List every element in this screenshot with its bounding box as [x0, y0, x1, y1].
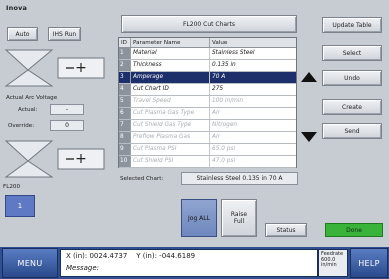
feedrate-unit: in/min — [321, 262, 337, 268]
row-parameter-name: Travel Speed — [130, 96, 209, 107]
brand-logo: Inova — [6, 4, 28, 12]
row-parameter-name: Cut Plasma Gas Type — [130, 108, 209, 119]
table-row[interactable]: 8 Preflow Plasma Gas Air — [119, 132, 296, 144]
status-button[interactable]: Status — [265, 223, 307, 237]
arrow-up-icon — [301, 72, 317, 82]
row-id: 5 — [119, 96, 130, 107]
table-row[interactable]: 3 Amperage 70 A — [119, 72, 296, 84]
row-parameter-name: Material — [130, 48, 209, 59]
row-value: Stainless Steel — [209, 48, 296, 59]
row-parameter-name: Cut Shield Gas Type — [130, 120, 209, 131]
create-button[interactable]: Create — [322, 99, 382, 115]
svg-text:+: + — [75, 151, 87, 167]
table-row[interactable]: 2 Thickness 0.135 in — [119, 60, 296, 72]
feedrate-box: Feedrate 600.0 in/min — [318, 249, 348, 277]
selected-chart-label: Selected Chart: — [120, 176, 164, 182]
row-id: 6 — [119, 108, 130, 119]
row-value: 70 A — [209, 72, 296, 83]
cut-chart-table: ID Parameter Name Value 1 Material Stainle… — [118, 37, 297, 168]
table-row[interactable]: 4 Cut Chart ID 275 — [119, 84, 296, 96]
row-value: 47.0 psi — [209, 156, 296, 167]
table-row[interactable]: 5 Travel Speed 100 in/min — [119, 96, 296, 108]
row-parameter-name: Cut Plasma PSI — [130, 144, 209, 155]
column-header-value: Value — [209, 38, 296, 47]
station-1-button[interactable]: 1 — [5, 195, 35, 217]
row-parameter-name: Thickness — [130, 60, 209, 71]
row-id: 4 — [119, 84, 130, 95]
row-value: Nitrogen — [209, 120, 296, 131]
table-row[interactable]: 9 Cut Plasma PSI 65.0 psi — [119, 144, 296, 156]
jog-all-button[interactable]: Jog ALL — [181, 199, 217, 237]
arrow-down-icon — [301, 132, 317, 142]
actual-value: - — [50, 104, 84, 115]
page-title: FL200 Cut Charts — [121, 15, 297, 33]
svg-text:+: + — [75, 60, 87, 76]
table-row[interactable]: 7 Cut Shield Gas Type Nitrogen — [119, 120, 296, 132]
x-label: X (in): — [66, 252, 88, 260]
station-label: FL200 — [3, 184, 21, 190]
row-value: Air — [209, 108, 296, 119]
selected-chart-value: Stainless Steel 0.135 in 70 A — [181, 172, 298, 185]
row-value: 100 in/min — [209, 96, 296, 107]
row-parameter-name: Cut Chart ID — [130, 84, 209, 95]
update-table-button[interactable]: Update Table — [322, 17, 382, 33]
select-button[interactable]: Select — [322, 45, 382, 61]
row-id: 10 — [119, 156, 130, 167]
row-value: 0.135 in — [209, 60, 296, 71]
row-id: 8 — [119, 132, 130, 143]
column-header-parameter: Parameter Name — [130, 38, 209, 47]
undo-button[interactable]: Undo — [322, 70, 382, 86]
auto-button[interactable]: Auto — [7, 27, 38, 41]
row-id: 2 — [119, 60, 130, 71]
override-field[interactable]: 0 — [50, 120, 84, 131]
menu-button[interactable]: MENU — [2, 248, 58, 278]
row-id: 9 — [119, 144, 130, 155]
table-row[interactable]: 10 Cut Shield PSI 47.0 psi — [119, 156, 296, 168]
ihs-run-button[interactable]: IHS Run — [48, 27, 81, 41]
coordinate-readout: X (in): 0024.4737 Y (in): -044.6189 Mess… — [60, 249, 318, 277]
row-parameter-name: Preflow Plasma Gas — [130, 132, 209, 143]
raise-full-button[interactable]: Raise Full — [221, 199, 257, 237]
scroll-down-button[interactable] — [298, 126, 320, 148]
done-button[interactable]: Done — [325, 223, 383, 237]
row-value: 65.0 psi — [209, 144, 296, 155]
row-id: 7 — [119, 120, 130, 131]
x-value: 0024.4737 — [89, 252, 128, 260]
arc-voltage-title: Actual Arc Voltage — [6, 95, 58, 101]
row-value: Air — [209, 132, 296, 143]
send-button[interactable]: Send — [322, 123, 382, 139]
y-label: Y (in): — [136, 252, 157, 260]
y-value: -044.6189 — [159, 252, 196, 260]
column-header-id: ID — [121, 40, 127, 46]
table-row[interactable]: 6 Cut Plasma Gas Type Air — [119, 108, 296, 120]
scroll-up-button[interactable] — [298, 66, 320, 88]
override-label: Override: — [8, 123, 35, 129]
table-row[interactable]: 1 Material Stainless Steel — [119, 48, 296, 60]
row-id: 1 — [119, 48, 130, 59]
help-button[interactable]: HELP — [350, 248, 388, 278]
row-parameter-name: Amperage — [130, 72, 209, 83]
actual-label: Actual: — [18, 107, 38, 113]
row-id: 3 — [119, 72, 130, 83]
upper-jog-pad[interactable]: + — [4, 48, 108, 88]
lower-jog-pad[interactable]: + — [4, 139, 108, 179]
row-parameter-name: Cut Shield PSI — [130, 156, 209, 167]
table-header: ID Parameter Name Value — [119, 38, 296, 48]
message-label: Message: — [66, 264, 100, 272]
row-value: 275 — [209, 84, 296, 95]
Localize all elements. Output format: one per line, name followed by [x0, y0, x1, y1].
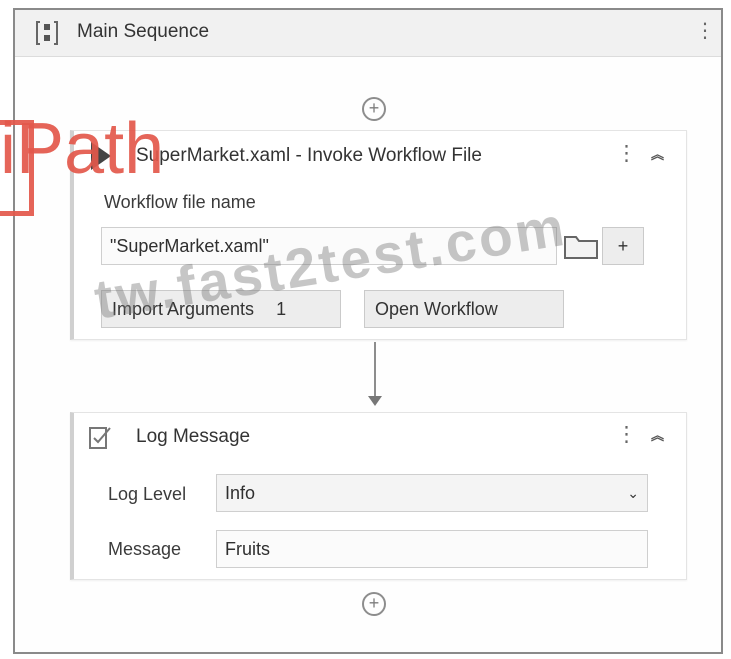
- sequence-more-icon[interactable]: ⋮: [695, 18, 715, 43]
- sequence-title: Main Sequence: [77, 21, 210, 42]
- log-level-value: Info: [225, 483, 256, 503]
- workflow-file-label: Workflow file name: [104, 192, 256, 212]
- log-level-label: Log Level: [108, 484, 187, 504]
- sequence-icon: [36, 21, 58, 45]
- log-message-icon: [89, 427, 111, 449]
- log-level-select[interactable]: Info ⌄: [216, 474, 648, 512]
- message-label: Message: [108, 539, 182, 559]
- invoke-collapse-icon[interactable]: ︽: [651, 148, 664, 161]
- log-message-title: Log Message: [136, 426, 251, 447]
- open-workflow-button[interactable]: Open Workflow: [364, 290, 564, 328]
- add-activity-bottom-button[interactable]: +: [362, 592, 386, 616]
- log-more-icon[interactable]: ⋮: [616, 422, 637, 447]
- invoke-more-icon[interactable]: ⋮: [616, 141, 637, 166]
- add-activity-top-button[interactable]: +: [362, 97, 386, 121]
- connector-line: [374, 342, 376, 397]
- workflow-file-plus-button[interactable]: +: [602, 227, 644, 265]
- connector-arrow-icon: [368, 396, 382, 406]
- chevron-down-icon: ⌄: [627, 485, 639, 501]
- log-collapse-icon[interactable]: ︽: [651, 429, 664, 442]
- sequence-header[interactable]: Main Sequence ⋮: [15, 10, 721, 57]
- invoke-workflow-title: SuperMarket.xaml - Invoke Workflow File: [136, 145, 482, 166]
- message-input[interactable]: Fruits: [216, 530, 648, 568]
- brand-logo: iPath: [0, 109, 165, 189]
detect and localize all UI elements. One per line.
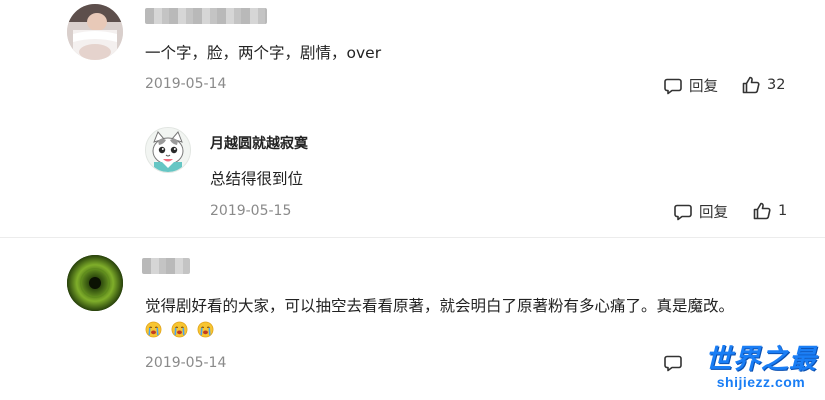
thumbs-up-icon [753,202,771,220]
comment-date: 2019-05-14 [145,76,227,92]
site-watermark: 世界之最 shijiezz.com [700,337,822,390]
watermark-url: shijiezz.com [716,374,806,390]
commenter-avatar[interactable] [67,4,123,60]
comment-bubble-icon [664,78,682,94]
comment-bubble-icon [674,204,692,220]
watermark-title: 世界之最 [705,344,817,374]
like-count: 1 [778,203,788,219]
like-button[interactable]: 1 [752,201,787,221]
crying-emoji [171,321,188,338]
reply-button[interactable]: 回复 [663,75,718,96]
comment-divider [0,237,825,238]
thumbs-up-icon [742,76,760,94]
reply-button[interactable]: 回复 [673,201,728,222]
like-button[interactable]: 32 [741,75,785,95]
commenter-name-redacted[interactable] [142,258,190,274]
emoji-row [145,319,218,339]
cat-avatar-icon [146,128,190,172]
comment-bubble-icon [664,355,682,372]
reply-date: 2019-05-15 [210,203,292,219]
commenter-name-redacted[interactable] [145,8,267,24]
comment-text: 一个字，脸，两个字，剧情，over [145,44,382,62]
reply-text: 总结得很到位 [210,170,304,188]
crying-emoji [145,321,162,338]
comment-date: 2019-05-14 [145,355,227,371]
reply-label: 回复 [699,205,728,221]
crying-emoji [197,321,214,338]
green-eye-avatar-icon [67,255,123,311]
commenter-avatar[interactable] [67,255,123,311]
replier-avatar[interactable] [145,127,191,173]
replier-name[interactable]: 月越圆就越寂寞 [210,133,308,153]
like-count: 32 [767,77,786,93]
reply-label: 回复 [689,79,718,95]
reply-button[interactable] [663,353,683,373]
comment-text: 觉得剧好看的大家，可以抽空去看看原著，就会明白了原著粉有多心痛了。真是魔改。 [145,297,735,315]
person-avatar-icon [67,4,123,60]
= = = = = = =
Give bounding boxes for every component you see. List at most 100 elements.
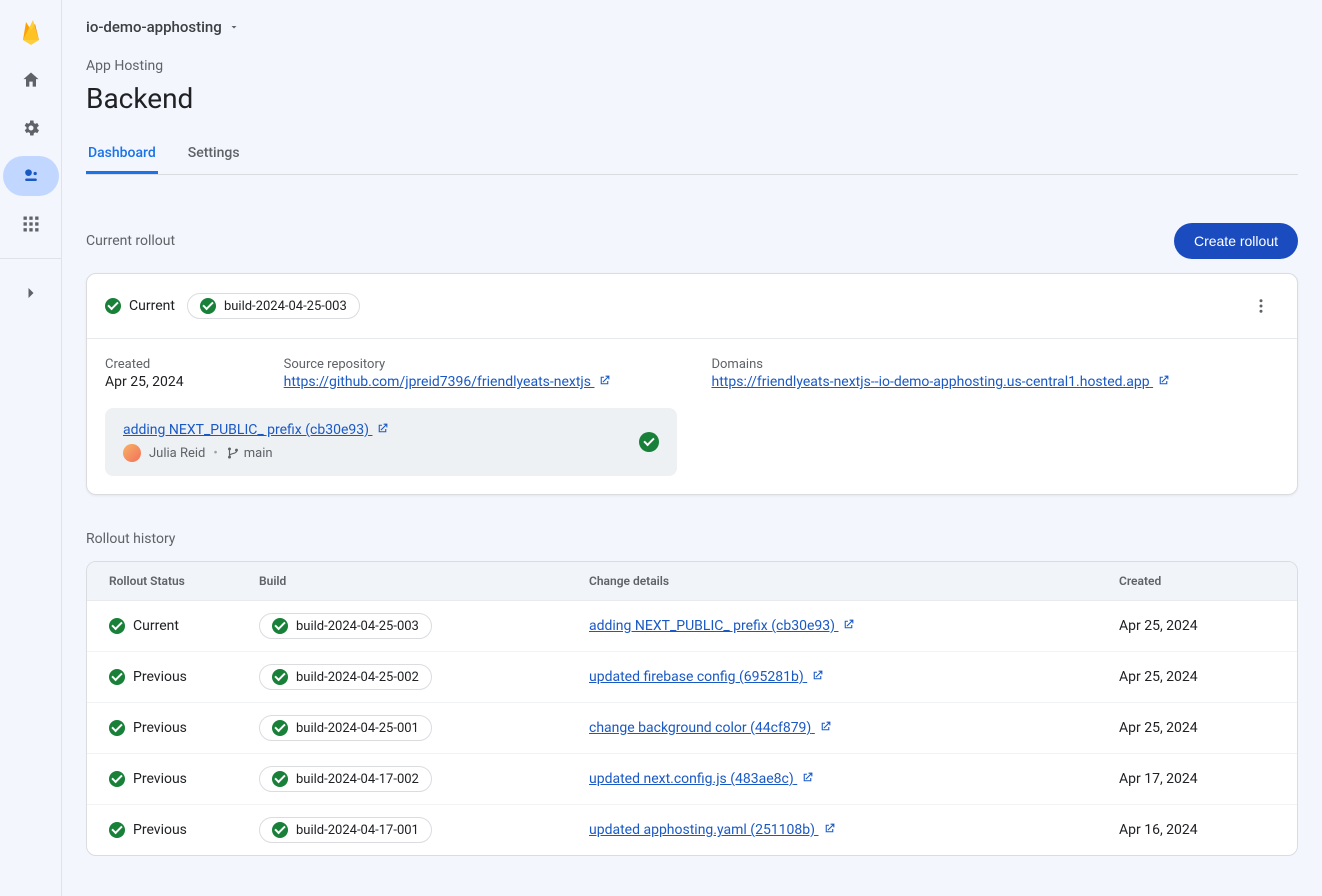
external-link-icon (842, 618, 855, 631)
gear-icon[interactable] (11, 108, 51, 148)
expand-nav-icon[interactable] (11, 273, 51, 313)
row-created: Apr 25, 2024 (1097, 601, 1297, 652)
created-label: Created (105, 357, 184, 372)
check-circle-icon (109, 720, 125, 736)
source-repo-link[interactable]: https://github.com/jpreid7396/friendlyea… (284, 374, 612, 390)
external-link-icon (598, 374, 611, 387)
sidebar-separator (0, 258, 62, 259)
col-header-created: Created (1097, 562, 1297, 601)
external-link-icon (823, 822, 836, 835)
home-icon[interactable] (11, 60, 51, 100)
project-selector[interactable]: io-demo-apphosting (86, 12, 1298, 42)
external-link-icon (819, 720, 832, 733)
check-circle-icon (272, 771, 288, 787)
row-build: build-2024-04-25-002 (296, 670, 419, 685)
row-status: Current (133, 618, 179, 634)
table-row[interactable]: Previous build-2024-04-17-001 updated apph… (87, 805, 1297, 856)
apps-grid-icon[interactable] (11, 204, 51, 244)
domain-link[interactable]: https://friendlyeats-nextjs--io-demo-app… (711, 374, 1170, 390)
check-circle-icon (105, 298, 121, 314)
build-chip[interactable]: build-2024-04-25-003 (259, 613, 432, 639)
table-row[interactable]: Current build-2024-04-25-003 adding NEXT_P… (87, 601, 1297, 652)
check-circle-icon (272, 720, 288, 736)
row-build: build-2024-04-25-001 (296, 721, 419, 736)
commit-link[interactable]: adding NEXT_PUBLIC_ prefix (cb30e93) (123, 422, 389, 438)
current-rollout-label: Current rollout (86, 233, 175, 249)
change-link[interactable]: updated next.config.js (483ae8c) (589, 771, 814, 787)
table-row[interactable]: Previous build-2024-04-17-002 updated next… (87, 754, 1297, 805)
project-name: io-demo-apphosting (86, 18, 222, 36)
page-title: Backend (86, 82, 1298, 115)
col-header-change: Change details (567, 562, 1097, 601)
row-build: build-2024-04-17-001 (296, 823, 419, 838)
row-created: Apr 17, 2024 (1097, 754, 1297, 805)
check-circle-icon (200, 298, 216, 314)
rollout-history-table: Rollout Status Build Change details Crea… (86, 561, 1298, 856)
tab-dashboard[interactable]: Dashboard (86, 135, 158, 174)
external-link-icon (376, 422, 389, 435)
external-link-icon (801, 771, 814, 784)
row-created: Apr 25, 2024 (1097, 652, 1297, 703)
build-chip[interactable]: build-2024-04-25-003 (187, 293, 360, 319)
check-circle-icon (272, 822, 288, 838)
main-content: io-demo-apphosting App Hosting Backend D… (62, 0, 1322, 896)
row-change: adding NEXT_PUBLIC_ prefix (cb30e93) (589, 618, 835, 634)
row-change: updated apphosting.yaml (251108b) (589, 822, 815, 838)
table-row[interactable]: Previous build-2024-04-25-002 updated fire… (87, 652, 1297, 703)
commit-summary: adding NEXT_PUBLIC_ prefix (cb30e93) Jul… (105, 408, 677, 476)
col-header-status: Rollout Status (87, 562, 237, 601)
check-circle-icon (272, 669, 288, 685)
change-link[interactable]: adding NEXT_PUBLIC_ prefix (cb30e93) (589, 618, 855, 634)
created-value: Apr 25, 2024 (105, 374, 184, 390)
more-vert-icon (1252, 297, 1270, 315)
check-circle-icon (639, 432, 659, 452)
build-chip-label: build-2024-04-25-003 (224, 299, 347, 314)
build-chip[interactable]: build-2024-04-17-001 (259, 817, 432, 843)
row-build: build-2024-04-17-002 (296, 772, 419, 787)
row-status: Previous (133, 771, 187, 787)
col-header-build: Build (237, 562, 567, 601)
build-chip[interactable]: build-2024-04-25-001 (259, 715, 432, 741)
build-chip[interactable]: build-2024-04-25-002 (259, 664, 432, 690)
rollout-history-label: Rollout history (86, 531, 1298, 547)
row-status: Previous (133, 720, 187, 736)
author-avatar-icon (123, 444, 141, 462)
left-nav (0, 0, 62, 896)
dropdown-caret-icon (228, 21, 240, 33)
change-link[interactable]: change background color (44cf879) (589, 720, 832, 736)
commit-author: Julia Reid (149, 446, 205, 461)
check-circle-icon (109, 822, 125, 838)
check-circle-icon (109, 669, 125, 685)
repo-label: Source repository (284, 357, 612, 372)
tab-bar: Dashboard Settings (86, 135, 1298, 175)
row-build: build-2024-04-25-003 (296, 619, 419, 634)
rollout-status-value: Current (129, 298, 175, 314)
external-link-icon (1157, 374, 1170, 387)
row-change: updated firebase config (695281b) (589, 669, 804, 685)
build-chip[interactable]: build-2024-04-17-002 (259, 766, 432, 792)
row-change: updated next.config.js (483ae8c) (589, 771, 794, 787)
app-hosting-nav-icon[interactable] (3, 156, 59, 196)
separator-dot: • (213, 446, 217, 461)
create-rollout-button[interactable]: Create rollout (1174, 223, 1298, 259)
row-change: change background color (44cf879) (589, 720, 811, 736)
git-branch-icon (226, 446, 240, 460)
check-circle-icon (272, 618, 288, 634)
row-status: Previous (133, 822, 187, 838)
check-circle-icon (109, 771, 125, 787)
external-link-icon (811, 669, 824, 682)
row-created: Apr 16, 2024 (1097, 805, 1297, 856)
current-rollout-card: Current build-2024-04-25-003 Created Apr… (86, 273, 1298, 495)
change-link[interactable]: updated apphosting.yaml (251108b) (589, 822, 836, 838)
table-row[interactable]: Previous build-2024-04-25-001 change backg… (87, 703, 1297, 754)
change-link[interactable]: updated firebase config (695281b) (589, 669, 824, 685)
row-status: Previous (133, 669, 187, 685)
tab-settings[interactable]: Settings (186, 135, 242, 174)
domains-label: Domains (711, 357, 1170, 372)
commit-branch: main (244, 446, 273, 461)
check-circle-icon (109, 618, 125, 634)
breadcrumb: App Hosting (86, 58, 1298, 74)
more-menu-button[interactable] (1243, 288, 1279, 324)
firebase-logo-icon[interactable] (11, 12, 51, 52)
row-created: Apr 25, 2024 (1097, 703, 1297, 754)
= = = = = = =
▶ _EXERCISE_: Return, character for character, the lines of the listing from the one containing "external-link-icon (842, 618, 855, 631)" through the one containing "sidebar-separator (0, 258, 62, 259)", including both of those lines.

▶ _RESULT FOR THIS TASK_:
external-link-icon (842, 618, 855, 631)
gear-icon[interactable] (11, 108, 51, 148)
expand-nav-icon[interactable] (11, 273, 51, 313)
row-created: Apr 25, 2024 (1097, 601, 1297, 652)
created-label: Created (105, 357, 184, 372)
check-circle-icon (109, 720, 125, 736)
source-repo-link[interactable]: https://github.com/jpreid7396/friendlyea… (284, 374, 612, 390)
external-link-icon (598, 374, 611, 387)
sidebar-separator (0, 258, 62, 259)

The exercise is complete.